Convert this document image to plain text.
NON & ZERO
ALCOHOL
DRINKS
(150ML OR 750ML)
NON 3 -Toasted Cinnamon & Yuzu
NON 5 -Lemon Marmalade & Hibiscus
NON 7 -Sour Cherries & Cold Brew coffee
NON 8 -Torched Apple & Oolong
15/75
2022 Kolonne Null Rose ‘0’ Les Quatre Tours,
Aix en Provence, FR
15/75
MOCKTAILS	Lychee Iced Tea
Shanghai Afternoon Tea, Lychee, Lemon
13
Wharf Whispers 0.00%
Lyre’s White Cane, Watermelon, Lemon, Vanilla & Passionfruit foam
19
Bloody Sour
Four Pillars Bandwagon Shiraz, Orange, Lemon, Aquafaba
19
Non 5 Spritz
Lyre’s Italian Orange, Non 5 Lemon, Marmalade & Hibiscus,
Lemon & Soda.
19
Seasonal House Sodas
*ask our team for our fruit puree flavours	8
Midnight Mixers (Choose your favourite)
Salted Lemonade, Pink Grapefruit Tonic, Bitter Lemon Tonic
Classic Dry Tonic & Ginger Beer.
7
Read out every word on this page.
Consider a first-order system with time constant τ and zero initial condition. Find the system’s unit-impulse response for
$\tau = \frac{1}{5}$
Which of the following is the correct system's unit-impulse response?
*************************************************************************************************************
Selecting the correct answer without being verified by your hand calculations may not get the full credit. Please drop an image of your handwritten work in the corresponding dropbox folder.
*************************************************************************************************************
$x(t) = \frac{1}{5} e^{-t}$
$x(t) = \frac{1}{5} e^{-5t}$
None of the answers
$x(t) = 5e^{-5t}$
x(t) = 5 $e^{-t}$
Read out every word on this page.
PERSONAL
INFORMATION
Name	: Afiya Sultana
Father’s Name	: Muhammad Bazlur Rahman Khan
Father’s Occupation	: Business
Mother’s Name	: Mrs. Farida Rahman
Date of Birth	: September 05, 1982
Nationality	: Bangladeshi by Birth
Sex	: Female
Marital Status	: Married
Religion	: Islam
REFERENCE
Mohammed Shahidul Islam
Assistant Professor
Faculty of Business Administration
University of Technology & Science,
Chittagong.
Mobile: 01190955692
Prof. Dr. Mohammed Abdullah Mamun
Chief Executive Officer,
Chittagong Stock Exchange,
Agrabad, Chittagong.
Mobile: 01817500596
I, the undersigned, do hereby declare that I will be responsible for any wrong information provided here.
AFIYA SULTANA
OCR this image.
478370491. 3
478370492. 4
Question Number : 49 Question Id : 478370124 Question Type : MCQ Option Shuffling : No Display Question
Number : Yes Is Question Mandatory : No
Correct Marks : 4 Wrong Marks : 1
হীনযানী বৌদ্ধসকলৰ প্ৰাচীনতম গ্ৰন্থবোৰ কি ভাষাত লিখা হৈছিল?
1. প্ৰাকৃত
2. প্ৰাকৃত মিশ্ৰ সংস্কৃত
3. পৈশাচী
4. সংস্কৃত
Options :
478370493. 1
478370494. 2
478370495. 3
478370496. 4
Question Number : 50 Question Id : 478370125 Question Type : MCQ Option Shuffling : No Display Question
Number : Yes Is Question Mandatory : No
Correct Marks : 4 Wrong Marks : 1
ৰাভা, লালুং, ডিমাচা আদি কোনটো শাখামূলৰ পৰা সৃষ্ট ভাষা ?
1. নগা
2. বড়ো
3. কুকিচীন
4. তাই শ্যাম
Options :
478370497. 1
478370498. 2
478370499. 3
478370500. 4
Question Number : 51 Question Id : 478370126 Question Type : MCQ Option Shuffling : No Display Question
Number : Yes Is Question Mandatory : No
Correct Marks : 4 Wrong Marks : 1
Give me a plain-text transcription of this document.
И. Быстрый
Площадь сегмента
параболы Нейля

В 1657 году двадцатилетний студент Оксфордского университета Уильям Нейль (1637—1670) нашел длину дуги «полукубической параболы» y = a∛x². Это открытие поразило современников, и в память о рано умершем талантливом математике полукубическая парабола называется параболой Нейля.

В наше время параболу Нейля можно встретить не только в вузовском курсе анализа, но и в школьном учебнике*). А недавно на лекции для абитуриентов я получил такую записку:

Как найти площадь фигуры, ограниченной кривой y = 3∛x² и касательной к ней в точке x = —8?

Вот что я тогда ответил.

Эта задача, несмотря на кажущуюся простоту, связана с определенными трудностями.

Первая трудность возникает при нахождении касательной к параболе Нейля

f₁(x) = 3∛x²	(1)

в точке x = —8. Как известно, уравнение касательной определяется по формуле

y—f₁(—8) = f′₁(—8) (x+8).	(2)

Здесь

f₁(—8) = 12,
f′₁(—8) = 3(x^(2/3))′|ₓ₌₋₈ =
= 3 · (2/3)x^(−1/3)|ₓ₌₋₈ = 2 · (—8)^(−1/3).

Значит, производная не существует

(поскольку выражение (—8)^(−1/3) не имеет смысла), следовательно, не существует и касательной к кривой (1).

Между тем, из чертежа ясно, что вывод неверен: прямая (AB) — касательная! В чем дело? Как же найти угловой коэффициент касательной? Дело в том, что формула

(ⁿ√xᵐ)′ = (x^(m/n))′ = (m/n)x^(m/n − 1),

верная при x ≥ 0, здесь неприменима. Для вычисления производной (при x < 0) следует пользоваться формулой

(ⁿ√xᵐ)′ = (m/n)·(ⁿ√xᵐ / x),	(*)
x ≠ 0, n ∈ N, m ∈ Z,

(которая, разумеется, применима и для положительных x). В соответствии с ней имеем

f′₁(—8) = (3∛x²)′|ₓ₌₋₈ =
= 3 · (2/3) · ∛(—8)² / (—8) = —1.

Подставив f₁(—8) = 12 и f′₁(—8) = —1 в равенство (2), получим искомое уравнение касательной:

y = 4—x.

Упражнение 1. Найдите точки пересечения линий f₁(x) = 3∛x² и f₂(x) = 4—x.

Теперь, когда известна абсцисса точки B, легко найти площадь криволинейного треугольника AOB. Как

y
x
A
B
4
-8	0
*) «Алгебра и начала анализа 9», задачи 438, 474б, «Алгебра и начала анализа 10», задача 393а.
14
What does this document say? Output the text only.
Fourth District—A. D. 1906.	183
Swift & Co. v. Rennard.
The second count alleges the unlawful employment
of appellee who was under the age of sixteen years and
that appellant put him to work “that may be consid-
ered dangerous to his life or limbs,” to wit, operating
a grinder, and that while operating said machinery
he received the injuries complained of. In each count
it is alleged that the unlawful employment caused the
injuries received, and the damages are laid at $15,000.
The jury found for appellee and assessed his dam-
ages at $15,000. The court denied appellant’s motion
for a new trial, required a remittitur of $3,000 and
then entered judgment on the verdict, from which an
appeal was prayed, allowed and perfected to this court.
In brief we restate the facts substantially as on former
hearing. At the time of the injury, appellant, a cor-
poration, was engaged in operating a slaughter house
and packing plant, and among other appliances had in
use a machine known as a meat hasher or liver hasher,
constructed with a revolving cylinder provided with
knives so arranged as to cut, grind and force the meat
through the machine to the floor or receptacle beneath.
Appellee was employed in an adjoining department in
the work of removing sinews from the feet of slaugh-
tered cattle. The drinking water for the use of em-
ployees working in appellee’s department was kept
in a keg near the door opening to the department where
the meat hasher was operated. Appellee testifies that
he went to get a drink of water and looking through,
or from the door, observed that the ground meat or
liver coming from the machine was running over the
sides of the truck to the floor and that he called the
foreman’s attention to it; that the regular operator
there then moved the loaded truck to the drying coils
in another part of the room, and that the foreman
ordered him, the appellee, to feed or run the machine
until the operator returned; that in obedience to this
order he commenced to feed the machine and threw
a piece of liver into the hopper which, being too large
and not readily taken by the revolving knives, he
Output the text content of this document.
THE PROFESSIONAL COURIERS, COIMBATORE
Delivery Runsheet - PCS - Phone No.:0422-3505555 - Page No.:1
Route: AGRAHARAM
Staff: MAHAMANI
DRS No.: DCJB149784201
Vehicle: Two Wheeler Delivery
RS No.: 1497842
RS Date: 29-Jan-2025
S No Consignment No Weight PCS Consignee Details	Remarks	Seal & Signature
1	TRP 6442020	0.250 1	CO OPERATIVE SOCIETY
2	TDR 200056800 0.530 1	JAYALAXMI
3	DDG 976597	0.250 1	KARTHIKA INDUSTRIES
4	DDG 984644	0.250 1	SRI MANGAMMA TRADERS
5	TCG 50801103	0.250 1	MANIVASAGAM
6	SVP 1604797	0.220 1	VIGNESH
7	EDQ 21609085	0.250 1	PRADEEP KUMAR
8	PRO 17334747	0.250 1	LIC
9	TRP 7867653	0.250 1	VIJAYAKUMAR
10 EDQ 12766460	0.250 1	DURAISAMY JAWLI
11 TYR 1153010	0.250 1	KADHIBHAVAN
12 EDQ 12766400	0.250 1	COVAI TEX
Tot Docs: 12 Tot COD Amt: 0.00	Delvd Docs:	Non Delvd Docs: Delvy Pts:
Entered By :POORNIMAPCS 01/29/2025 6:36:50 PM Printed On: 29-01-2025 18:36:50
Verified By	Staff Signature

--------------------

• **Problem to solve**: Look through the entries above and list every line containing "meat".

• **Answer to this task**:
use a machine known as a meat hasher or liver hasher,
knives so arranged as to cut, grind and force the meat
the meat hasher was operated. Appellee testifies that
or from the door, observed that the ground meat or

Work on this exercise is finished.